Start GIVEN DATA

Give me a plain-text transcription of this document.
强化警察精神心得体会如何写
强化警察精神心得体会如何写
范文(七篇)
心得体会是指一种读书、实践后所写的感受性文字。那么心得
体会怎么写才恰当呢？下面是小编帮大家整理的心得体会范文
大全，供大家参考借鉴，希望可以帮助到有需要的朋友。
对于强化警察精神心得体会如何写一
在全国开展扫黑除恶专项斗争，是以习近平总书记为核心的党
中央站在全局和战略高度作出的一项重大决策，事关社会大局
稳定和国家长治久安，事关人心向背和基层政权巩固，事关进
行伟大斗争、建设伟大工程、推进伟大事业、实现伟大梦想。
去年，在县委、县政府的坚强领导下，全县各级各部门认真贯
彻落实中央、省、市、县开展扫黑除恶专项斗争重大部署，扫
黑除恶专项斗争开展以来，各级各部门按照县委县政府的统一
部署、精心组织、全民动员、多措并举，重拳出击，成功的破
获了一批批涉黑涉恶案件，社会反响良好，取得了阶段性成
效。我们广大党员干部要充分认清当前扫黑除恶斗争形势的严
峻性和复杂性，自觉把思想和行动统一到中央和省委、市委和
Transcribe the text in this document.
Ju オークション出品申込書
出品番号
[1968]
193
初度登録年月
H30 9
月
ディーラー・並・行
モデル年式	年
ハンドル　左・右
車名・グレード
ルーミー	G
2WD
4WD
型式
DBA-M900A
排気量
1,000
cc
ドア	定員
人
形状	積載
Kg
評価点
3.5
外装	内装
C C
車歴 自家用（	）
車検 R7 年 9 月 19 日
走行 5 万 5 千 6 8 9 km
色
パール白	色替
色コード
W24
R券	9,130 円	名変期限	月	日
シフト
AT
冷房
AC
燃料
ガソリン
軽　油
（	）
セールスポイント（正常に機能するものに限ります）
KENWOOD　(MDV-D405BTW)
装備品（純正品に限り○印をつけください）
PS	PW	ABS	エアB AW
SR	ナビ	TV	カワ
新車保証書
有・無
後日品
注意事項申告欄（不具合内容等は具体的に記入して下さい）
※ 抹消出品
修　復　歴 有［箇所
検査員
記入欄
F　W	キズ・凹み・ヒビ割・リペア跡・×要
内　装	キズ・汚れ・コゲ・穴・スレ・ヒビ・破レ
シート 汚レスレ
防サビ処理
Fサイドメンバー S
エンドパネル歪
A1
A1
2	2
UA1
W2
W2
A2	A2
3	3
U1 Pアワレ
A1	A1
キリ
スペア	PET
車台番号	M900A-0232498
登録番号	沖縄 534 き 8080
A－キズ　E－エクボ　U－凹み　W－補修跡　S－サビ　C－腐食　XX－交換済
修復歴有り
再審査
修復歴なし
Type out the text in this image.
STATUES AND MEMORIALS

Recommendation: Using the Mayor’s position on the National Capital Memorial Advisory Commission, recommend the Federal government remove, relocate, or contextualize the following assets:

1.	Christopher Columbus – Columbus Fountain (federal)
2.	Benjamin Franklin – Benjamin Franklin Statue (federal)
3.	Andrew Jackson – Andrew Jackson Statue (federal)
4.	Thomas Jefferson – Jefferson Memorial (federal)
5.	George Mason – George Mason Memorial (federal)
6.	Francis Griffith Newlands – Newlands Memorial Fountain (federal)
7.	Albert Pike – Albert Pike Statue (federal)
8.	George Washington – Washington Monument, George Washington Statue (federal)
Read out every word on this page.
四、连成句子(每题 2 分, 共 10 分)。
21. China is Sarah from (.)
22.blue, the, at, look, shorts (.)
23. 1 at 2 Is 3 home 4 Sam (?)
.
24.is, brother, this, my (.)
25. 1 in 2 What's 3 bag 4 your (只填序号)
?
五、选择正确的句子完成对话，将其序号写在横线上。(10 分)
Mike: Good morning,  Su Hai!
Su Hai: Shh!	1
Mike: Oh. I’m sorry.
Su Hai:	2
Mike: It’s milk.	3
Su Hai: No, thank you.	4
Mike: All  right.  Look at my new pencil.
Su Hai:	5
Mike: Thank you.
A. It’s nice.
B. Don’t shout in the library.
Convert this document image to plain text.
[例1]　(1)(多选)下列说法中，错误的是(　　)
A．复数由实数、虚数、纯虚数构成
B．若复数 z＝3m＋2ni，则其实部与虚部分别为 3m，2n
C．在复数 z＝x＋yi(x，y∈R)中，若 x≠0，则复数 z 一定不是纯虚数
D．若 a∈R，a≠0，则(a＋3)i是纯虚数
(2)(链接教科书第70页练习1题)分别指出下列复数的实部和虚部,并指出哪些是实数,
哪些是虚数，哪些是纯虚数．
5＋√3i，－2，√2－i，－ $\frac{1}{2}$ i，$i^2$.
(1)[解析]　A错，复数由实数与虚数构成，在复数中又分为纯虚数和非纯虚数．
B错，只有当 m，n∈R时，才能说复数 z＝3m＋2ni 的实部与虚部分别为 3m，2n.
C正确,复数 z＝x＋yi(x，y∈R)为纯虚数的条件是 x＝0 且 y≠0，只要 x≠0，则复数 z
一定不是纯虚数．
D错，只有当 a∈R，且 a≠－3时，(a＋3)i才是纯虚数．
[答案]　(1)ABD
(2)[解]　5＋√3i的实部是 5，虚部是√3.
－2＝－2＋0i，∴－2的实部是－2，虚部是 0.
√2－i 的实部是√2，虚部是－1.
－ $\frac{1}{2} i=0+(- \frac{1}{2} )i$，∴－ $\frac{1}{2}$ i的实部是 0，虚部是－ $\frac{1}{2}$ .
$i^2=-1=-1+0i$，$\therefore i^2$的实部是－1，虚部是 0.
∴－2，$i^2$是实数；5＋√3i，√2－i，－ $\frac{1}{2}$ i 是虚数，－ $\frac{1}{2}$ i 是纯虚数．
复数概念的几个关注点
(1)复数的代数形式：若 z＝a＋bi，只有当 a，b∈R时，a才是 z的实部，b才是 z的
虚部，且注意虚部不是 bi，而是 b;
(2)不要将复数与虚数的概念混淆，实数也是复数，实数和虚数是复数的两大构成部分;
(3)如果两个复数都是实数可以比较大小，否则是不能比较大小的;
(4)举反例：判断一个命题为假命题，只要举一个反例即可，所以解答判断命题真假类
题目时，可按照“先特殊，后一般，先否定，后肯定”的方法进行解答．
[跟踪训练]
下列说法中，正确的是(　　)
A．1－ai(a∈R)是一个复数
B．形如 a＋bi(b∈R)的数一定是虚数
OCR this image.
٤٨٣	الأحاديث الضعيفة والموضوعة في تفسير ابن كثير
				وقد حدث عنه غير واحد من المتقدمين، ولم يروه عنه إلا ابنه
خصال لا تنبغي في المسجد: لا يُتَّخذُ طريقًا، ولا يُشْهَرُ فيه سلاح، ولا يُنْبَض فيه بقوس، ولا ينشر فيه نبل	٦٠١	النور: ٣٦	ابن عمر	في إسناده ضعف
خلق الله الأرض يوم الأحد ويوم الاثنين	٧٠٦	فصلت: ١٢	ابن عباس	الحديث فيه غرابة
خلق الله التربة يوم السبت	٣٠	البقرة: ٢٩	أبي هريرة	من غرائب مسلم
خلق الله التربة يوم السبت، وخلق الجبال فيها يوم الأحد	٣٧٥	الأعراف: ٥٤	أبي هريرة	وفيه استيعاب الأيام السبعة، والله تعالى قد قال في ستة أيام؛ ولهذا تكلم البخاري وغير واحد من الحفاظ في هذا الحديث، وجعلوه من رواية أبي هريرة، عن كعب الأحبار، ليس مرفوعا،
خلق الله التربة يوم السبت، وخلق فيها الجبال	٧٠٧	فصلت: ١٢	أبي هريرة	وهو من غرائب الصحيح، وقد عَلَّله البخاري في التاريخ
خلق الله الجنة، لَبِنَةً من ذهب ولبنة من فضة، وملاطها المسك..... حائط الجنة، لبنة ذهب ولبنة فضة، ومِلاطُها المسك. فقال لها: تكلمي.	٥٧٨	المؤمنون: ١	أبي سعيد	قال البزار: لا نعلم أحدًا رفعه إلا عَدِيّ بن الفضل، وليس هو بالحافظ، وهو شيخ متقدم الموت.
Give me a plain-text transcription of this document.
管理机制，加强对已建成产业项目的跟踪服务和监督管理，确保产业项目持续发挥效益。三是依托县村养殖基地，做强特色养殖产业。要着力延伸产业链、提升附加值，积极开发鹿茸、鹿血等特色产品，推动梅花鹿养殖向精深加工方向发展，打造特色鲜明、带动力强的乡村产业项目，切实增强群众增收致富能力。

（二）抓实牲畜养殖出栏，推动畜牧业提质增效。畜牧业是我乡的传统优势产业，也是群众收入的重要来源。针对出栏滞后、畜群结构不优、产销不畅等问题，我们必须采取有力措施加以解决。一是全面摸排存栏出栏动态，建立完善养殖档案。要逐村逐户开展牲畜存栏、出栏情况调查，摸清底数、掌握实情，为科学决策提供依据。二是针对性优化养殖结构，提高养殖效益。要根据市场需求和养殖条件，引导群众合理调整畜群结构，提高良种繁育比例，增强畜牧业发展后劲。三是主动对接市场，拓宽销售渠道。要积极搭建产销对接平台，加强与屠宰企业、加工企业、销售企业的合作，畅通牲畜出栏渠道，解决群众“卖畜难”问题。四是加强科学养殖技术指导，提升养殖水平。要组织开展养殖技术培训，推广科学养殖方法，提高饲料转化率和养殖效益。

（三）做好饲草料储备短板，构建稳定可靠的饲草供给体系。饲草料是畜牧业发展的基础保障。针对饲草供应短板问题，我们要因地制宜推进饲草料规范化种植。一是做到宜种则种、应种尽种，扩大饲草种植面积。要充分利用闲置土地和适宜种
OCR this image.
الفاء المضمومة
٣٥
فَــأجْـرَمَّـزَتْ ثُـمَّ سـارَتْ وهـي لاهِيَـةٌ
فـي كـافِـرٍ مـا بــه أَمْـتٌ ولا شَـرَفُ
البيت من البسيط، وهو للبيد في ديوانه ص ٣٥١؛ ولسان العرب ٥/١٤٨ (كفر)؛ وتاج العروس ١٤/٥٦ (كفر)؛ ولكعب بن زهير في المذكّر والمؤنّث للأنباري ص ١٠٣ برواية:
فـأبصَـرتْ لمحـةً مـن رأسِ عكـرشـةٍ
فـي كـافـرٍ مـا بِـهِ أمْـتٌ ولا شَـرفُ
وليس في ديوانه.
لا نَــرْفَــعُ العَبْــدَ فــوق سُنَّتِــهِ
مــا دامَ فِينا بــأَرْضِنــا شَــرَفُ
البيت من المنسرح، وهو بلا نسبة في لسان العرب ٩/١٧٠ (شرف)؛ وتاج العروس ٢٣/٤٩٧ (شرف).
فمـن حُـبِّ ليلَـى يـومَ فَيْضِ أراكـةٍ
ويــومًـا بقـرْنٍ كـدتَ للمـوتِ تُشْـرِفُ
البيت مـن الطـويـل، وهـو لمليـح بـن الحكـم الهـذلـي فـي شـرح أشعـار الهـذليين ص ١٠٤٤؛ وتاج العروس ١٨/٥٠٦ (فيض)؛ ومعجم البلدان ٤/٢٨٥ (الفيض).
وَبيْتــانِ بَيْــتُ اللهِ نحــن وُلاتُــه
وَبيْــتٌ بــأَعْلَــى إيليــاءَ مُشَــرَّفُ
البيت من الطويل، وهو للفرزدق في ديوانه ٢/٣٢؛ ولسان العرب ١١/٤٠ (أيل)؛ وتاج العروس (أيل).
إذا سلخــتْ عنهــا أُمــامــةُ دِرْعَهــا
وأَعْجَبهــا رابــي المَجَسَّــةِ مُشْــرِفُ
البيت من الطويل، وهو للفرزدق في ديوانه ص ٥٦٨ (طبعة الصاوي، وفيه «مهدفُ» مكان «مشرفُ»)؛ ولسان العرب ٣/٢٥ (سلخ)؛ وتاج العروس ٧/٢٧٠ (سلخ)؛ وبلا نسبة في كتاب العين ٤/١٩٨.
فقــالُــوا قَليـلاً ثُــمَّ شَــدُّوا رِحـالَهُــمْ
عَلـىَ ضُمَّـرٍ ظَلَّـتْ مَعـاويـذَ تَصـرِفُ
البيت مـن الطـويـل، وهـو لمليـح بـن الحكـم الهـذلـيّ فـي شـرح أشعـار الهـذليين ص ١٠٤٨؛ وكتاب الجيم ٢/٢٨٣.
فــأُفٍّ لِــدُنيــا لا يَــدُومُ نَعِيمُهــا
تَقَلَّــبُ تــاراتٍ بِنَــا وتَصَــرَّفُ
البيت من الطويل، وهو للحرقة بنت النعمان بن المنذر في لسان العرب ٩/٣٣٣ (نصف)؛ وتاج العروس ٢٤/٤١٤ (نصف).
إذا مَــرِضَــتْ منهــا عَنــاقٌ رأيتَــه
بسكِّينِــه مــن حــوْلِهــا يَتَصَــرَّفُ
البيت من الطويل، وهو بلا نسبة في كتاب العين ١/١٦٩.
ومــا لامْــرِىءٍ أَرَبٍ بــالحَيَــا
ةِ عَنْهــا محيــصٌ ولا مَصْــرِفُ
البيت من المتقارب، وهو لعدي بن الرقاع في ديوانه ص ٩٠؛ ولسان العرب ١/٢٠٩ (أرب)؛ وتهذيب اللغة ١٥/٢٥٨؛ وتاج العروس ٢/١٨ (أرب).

End GIVEN DATA

THE EXERCISE:
Using the listing above, show every line that includes the string "image".

TASK RESULT:
Type out the text in this image.
Convert this document image to plain text.
OCR this image.
OCR this image.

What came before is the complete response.